* [PROVIDED DATA]
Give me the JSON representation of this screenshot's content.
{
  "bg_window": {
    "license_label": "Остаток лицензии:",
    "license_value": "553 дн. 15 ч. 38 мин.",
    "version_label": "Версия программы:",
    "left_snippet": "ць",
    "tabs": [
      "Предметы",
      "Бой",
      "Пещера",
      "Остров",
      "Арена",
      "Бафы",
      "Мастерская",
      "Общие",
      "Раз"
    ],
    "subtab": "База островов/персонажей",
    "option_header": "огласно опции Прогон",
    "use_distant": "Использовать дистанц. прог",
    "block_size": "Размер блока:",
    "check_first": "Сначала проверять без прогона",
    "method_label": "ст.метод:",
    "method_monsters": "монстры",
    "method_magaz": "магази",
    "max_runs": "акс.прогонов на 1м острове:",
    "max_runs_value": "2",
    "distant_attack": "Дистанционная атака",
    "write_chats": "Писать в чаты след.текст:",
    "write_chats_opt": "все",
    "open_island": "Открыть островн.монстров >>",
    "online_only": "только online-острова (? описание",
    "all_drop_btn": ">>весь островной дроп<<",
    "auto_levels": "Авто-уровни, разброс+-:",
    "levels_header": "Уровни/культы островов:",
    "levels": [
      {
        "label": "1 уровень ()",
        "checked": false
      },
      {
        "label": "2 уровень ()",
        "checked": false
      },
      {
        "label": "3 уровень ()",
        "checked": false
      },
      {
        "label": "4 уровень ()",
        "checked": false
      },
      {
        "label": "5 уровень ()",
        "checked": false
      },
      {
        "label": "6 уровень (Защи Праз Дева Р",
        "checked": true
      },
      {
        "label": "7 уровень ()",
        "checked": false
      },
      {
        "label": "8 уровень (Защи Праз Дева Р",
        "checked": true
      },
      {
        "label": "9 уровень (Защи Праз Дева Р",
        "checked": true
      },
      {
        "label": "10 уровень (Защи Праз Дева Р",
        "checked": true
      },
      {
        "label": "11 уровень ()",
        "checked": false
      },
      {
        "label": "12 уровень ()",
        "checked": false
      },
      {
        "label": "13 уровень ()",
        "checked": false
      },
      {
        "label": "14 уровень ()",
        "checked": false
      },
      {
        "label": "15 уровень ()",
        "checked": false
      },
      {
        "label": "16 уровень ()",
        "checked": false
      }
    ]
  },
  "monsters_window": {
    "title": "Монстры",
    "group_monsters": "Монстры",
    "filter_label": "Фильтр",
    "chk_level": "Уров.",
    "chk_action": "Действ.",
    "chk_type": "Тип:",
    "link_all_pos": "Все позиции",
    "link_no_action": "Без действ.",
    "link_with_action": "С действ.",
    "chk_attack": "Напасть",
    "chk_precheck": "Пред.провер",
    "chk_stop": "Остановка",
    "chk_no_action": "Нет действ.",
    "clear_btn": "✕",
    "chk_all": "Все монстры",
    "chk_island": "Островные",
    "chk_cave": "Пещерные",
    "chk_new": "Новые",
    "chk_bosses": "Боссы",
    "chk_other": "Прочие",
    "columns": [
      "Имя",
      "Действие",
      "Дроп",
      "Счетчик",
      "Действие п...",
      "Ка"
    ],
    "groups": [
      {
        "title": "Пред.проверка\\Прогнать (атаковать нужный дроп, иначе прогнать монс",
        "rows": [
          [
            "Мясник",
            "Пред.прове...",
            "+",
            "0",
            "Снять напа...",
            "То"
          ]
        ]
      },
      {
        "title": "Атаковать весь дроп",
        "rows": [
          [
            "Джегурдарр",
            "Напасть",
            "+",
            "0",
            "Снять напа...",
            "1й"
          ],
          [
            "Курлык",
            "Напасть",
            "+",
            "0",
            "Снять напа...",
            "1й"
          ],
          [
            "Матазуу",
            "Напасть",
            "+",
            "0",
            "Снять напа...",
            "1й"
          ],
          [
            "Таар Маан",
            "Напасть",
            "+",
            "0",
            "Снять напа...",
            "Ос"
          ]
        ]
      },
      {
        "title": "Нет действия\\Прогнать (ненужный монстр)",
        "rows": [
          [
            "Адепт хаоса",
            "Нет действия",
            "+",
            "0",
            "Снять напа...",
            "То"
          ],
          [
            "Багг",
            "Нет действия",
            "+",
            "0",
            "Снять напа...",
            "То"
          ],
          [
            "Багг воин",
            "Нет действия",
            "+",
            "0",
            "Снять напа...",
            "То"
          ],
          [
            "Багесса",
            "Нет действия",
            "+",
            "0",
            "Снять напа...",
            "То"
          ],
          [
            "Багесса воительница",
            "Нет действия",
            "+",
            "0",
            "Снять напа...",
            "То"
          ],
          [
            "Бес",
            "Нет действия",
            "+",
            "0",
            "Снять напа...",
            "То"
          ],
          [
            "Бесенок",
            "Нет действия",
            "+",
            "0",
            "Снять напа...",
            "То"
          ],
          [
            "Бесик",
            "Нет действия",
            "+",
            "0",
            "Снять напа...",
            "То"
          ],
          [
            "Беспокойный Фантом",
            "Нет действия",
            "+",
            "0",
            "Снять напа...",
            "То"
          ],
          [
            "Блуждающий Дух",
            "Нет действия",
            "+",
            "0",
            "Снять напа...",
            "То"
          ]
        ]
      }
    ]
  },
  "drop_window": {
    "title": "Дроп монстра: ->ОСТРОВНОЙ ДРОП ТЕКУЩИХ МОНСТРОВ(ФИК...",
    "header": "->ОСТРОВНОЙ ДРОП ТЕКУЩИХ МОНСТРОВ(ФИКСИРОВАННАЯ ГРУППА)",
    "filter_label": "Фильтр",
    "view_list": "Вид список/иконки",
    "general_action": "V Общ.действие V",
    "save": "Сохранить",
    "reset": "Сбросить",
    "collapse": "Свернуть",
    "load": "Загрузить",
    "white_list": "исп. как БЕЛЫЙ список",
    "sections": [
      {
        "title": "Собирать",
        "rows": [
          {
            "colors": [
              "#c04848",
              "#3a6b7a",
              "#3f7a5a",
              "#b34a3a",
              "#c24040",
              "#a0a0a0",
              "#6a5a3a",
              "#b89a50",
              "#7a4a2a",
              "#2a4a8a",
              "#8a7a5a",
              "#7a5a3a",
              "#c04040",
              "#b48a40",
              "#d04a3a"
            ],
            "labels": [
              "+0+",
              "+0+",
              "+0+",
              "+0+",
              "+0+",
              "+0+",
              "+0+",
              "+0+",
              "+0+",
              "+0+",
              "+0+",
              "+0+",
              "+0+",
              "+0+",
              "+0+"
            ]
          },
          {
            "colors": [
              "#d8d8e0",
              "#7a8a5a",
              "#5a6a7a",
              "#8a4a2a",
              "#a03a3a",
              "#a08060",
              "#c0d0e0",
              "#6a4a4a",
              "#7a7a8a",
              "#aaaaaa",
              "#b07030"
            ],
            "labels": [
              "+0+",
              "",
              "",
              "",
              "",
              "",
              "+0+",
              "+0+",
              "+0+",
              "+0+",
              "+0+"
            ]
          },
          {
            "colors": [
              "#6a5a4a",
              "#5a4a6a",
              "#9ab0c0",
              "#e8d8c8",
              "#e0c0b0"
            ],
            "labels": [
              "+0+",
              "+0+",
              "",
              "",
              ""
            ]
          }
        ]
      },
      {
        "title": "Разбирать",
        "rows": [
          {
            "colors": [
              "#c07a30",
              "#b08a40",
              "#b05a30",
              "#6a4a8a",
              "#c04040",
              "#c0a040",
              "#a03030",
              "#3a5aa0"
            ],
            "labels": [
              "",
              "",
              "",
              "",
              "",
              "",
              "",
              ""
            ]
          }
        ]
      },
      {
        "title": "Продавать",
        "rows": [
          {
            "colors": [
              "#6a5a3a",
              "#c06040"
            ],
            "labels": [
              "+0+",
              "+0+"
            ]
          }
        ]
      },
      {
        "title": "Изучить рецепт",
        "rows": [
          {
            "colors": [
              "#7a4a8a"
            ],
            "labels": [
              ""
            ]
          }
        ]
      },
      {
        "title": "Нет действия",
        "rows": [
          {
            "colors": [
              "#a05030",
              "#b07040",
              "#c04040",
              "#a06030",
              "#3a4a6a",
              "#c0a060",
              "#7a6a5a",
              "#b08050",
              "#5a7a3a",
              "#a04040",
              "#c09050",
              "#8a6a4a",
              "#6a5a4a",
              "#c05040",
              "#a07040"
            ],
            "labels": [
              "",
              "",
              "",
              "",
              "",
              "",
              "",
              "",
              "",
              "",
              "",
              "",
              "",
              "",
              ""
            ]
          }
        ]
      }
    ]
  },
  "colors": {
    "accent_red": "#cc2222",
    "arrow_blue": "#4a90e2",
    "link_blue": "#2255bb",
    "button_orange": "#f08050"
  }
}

* [WRITTEN TASK] Search the lines above for the string "title", then show every one that has it.

* [THE COMPLETED TASK]
    "title": "Монстры",
        "title": "Пред.проверка\\Прогнать (атаковать нужный дроп, иначе прогнать монс",
        "title": "Атаковать весь дроп",
        "title": "Нет действия\\Прогнать (ненужный монстр)",
    "title": "Дроп монстра: ->ОСТРОВНОЙ ДРОП ТЕКУЩИХ МОНСТРОВ(ФИК...",
        "title": "Собирать",
        "title": "Разбирать",
        "title": "Продавать",
        "title": "Изучить рецепт",
        "title": "Нет действия",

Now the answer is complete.